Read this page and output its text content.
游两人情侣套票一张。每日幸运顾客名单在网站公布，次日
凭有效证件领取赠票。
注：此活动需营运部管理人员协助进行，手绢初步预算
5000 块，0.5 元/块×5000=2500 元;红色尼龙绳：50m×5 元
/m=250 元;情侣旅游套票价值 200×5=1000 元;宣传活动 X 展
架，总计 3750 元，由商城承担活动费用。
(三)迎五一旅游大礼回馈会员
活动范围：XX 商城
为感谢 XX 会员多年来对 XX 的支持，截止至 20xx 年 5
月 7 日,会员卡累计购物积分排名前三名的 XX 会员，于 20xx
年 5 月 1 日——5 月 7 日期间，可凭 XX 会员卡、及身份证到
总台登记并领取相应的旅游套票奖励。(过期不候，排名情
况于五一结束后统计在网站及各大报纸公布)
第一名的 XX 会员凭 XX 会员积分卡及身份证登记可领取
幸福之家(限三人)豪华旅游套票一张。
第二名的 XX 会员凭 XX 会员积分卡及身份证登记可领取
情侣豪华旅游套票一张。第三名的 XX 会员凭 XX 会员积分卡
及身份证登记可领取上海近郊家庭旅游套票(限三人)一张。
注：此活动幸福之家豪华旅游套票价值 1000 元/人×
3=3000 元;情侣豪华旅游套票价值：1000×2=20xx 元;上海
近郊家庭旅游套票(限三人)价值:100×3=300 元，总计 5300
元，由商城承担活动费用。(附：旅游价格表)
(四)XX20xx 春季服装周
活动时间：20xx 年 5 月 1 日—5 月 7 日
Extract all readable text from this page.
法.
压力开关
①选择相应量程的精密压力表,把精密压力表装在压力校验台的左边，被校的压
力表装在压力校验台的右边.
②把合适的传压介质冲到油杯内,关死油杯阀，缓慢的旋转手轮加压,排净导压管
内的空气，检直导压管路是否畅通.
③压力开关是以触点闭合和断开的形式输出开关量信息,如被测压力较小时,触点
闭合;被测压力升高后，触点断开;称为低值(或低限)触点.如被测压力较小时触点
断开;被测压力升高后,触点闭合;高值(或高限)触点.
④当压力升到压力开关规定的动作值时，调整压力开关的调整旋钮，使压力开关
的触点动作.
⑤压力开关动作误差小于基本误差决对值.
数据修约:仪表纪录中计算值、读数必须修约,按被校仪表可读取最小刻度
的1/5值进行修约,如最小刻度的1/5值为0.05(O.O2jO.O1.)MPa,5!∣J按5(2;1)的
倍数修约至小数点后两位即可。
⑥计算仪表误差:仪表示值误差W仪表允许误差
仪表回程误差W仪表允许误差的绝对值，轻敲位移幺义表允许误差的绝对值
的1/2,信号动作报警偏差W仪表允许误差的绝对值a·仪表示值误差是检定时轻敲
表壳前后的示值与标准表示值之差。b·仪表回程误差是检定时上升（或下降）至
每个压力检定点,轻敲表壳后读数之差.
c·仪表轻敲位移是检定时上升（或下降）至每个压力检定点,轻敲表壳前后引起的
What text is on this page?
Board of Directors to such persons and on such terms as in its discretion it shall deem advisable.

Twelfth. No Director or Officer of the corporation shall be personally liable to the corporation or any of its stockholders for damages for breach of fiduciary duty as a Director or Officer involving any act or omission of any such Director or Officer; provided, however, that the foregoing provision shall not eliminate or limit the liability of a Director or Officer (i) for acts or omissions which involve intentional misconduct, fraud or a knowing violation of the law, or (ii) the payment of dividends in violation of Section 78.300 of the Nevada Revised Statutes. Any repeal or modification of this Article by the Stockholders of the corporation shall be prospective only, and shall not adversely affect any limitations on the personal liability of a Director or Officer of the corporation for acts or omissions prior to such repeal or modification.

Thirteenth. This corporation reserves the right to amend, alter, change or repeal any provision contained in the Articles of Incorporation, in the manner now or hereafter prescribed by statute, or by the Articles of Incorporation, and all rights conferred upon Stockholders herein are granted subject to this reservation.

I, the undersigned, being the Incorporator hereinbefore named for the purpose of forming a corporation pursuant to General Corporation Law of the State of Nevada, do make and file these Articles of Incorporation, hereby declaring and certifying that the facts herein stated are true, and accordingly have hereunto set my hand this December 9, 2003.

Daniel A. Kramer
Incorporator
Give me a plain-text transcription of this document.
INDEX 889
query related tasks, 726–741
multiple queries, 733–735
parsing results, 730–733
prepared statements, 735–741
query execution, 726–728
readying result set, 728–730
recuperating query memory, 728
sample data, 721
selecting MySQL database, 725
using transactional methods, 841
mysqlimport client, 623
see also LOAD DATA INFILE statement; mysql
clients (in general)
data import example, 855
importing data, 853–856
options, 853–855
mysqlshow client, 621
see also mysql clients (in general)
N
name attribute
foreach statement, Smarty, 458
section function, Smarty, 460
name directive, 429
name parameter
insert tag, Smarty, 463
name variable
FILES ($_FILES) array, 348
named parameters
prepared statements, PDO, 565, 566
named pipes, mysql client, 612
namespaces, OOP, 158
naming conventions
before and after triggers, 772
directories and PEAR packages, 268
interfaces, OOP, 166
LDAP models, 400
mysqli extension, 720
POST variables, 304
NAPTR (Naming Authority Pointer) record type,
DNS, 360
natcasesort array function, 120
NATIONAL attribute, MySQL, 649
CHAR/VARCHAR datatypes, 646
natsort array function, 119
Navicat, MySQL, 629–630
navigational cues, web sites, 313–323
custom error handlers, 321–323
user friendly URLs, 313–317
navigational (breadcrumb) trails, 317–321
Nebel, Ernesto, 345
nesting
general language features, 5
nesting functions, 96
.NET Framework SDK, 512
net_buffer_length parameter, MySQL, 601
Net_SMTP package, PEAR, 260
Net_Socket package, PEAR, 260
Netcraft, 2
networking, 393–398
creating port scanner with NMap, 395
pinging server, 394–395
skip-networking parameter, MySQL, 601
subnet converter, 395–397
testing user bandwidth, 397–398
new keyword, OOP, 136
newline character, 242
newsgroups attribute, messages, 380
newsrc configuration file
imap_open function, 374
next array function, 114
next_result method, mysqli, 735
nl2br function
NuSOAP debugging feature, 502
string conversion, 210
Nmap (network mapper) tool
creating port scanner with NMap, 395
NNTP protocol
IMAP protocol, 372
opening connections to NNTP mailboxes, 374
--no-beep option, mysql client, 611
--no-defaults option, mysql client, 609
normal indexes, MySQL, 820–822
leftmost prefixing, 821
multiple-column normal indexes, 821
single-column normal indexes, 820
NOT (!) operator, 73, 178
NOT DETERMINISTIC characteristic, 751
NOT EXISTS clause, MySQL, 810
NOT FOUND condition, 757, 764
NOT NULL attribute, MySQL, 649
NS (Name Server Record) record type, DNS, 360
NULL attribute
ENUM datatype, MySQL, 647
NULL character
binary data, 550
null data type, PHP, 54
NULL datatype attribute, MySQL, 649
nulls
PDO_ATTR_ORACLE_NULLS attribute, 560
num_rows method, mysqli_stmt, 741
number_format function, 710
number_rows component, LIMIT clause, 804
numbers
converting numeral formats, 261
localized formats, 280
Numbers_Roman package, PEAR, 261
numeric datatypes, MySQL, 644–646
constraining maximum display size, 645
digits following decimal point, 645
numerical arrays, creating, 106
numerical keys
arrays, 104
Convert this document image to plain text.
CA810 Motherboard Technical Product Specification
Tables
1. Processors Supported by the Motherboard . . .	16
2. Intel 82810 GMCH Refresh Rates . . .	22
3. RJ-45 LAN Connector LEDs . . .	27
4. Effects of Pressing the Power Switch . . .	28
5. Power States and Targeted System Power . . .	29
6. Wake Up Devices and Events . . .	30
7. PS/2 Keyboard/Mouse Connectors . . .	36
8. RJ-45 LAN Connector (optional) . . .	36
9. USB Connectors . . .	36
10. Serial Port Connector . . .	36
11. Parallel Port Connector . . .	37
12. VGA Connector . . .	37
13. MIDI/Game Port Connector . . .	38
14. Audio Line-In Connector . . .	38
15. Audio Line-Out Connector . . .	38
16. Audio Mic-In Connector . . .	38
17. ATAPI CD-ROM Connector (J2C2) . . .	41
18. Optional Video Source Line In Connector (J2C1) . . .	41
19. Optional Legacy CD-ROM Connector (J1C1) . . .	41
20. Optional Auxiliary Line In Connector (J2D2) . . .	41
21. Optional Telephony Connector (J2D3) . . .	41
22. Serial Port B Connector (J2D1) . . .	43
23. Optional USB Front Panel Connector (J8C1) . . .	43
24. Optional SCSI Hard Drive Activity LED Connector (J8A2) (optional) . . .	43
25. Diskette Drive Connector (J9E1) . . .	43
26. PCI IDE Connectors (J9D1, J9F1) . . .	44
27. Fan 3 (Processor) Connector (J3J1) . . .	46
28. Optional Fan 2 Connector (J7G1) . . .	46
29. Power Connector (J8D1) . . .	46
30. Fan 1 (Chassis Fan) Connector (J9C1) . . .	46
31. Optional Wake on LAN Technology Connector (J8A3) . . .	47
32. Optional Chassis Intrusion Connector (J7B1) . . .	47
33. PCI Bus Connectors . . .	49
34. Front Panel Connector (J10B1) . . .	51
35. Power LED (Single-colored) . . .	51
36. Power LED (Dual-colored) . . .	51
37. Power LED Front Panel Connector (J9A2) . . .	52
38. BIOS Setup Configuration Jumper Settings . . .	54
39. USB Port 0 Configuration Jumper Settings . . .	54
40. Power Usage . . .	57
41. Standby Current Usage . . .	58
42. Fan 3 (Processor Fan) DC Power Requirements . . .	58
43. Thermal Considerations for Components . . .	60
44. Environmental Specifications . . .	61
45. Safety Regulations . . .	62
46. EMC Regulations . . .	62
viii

+++++

== Objective ==
Scan the material above. Extract every line in which the word "networking" occurs.

== Written answer ==
networking, 393–398
skip-networking parameter, MySQL, 601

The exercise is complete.